▶ Work required
Under this task are some entries; return every one of them exactly.

▶ Task material

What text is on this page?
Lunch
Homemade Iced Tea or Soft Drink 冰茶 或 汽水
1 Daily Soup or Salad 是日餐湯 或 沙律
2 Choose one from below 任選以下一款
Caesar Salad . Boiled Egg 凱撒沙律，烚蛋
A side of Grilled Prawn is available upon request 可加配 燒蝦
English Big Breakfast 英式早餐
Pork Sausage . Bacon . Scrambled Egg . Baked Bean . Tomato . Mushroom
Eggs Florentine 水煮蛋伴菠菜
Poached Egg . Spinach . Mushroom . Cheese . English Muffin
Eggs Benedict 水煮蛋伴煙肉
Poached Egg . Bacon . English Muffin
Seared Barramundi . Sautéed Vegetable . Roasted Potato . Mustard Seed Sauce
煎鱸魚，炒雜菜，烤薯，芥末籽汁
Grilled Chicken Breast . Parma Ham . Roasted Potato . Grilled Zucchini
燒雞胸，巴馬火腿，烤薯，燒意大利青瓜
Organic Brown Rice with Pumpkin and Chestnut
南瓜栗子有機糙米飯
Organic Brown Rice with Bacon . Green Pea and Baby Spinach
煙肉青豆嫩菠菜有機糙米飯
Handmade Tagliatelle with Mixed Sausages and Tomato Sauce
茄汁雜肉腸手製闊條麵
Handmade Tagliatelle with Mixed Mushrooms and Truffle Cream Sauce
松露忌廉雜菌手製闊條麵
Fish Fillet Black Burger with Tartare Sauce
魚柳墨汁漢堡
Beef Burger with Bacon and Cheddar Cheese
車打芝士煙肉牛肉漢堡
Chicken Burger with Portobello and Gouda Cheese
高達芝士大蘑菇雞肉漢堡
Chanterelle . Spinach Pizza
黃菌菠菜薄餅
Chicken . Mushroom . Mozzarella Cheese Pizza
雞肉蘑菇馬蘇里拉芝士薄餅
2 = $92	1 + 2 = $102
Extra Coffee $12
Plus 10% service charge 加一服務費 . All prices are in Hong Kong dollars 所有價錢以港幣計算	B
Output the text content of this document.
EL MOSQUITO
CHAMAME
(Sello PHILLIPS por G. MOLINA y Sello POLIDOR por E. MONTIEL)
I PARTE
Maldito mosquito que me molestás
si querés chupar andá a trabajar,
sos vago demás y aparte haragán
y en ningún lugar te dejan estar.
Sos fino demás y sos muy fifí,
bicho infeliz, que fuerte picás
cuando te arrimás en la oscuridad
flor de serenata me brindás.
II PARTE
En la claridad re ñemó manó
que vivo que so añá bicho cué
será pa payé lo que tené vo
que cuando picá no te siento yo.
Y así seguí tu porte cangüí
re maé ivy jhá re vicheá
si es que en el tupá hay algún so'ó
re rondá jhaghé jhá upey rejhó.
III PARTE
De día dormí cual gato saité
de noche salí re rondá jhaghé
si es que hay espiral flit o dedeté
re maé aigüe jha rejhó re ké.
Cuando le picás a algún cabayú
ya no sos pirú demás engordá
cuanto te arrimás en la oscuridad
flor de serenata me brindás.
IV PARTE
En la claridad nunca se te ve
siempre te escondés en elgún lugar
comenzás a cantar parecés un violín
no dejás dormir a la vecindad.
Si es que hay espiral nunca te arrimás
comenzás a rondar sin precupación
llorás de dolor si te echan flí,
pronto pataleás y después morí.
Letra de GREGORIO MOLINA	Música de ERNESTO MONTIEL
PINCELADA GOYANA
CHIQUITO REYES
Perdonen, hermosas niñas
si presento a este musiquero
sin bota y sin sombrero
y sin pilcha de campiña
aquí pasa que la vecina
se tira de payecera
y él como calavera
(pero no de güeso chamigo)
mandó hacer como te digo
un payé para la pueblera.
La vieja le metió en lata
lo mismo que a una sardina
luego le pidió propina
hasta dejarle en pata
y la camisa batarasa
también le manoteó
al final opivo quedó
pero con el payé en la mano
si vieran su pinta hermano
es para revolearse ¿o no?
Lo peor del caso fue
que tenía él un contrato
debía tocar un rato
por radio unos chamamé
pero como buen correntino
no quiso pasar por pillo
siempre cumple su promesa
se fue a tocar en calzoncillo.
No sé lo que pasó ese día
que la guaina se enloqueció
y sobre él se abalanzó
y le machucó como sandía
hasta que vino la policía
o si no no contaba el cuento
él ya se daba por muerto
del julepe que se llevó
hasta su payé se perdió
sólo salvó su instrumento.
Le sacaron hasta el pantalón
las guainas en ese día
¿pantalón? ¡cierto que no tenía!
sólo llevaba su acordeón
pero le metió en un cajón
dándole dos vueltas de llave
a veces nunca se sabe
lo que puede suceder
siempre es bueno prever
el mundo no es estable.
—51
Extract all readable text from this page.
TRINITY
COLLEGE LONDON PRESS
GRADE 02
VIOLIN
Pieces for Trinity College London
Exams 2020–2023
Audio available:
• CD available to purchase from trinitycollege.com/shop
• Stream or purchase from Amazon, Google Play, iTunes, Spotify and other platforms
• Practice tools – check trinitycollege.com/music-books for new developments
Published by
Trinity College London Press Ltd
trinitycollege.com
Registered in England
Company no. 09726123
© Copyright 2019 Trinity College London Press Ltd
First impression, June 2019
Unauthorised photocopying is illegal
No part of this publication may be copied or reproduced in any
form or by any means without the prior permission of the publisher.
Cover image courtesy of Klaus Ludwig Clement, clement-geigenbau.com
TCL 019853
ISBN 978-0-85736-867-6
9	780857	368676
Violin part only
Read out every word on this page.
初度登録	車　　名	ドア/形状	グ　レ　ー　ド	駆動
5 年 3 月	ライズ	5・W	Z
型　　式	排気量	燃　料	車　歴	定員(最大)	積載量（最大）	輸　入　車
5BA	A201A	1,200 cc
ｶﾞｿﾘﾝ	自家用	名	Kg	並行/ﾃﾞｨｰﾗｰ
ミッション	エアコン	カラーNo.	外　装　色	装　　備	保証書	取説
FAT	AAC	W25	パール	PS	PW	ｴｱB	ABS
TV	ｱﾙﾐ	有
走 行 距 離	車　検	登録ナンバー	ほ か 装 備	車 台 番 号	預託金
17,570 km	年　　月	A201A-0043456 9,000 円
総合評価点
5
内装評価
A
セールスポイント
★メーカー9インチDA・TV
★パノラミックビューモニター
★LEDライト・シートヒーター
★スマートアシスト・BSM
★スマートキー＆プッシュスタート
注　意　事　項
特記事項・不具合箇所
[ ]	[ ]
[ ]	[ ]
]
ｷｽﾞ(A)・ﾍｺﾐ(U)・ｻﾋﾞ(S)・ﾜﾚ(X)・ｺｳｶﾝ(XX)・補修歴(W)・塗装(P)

▶ In response
What text is on this page?
Lunch
Homemade Iced Tea or Soft Drink 冰茶 或 汽水
1 Daily Soup or Salad 是日餐湯 或 沙律
2 Choose one from below 任選以下一款
Caesar Salad . Boiled Egg 凱撒沙律，烚蛋
A side of Grilled Prawn is available upon request 可加配 燒蝦
English Big Breakfast 英式早餐
Pork Sausage . Bacon . Scrambled Egg . Baked Bean . Tomato . Mushroom
Eggs Florentine 水煮蛋伴菠菜
Poached Egg . Spinach . Mushroom . Cheese . English Muffin
Eggs Benedict 水煮蛋伴煙肉
Poached Egg . Bacon . English Muffin
Seared Barramundi . Sautéed Vegetable . Roasted Potato . Mustard Seed Sauce
煎鱸魚，炒雜菜，烤薯，芥末籽汁
Grilled Chicken Breast . Parma Ham . Roasted Potato . Grilled Zucchini
燒雞胸，巴馬火腿，烤薯，燒意大利青瓜
Organic Brown Rice with Pumpkin and Chestnut
南瓜栗子有機糙米飯
Organic Brown Rice with Bacon . Green Pea and Baby Spinach
煙肉青豆嫩菠菜有機糙米飯
Handmade Tagliatelle with Mixed Sausages and Tomato Sauce
茄汁雜肉腸手製闊條麵
Handmade Tagliatelle with Mixed Mushrooms and Truffle Cream Sauce
松露忌廉雜菌手製闊條麵
Fish Fillet Black Burger with Tartare Sauce
魚柳墨汁漢堡
Beef Burger with Bacon and Cheddar Cheese
車打芝士煙肉牛肉漢堡
Chicken Burger with Portobello and Gouda Cheese
高達芝士大蘑菇雞肉漢堡
Chanterelle . Spinach Pizza
黃菌菠菜薄餅
Chicken . Mushroom . Mozzarella Cheese Pizza
雞肉蘑菇馬蘇里拉芝士薄餅
2 = $92	1 + 2 = $102
Extra Coffee $12
Plus 10% service charge 加一服務費 . All prices are in Hong Kong dollars 所有價錢以港幣計算	B
Output the text content of this document.
EL MOSQUITO
CHAMAME
(Sello PHILLIPS por G. MOLINA y Sello POLIDOR por E. MONTIEL)
I PARTE
Maldito mosquito que me molestás
si querés chupar andá a trabajar,
sos vago demás y aparte haragán
y en ningún lugar te dejan estar.
Sos fino demás y sos muy fifí,
bicho infeliz, que fuerte picás
cuando te arrimás en la oscuridad
flor de serenata me brindás.
II PARTE
En la claridad re ñemó manó
que vivo que so añá bicho cué
será pa payé lo que tené vo
que cuando picá no te siento yo.
Y así seguí tu porte cangüí
re maé ivy jhá re vicheá
si es que en el tupá hay algún so'ó
re rondá jhaghé jhá upey rejhó.
III PARTE
De día dormí cual gato saité
de noche salí re rondá jhaghé
si es que hay espiral flit o dedeté
re maé aigüe jha rejhó re ké.
Cuando le picás a algún cabayú
ya no sos pirú demás engordá
cuanto te arrimás en la oscuridad
flor de serenata me brindás.
IV PARTE
En la claridad nunca se te ve
siempre te escondés en elgún lugar
comenzás a cantar parecés un violín
no dejás dormir a la vecindad.
Si es que hay espiral nunca te arrimás
comenzás a rondar sin precupación
llorás de dolor si te echan flí,
pronto pataleás y después morí.
Letra de GREGORIO MOLINA	Música de ERNESTO MONTIEL
PINCELADA GOYANA
CHIQUITO REYES
Perdonen, hermosas niñas
si presento a este musiquero
sin bota y sin sombrero
y sin pilcha de campiña
aquí pasa que la vecina
se tira de payecera
y él como calavera
(pero no de güeso chamigo)
mandó hacer como te digo
un payé para la pueblera.
La vieja le metió en lata
lo mismo que a una sardina
luego le pidió propina
hasta dejarle en pata
y la camisa batarasa
también le manoteó
al final opivo quedó
pero con el payé en la mano
si vieran su pinta hermano
es para revolearse ¿o no?
Lo peor del caso fue
que tenía él un contrato
debía tocar un rato
por radio unos chamamé
pero como buen correntino
no quiso pasar por pillo
siempre cumple su promesa
se fue a tocar en calzoncillo.
No sé lo que pasó ese día
que la guaina se enloqueció
y sobre él se abalanzó
y le machucó como sandía
hasta que vino la policía
o si no no contaba el cuento
él ya se daba por muerto
del julepe que se llevó
hasta su payé se perdió
sólo salvó su instrumento.
Le sacaron hasta el pantalón
las guainas en ese día
¿pantalón? ¡cierto que no tenía!
sólo llevaba su acordeón
pero le metió en un cajón
dándole dos vueltas de llave
a veces nunca se sabe
lo que puede suceder
siempre es bueno prever
el mundo no es estable.
—51
Extract all readable text from this page.
TRINITY
COLLEGE LONDON PRESS
GRADE 02
VIOLIN
Pieces for Trinity College London
Exams 2020–2023
Audio available:
• CD available to purchase from trinitycollege.com/shop
• Stream or purchase from Amazon, Google Play, iTunes, Spotify and other platforms
• Practice tools – check trinitycollege.com/music-books for new developments
Published by
Trinity College London Press Ltd
trinitycollege.com
Registered in England
Company no. 09726123
© Copyright 2019 Trinity College London Press Ltd
First impression, June 2019
Unauthorised photocopying is illegal
No part of this publication may be copied or reproduced in any
form or by any means without the prior permission of the publisher.
Cover image courtesy of Klaus Ludwig Clement, clement-geigenbau.com
TCL 019853
ISBN 978-0-85736-867-6
9	780857	368676
Violin part only
Read out every word on this page.
初度登録	車　　名	ドア/形状	グ　レ　ー　ド	駆動
5 年 3 月	ライズ	5・W	Z
型　　式	排気量	燃　料	車　歴	定員(最大)	積載量（最大）	輸　入　車
5BA	A201A	1,200 cc
ｶﾞｿﾘﾝ	自家用	名	Kg	並行/ﾃﾞｨｰﾗｰ
ミッション	エアコン	カラーNo.	外　装　色	装　　備	保証書	取説
FAT	AAC	W25	パール	PS	PW	ｴｱB	ABS
TV	ｱﾙﾐ	有
走 行 距 離	車　検	登録ナンバー	ほ か 装 備	車 台 番 号	預託金
17,570 km	年　　月	A201A-0043456 9,000 円
総合評価点
5
内装評価
A
セールスポイント
★メーカー9インチDA・TV
★パノラミックビューモニター
★LEDライト・シートヒーター
★スマートアシスト・BSM
★スマートキー＆プッシュスタート
注　意　事　項
特記事項・不具合箇所
[ ]	[ ]
[ ]	[ ]
]
ｷｽﾞ(A)・ﾍｺﾐ(U)・ｻﾋﾞ(S)・ﾜﾚ(X)・ｺｳｶﾝ(XX)・補修歴(W)・塗装(P)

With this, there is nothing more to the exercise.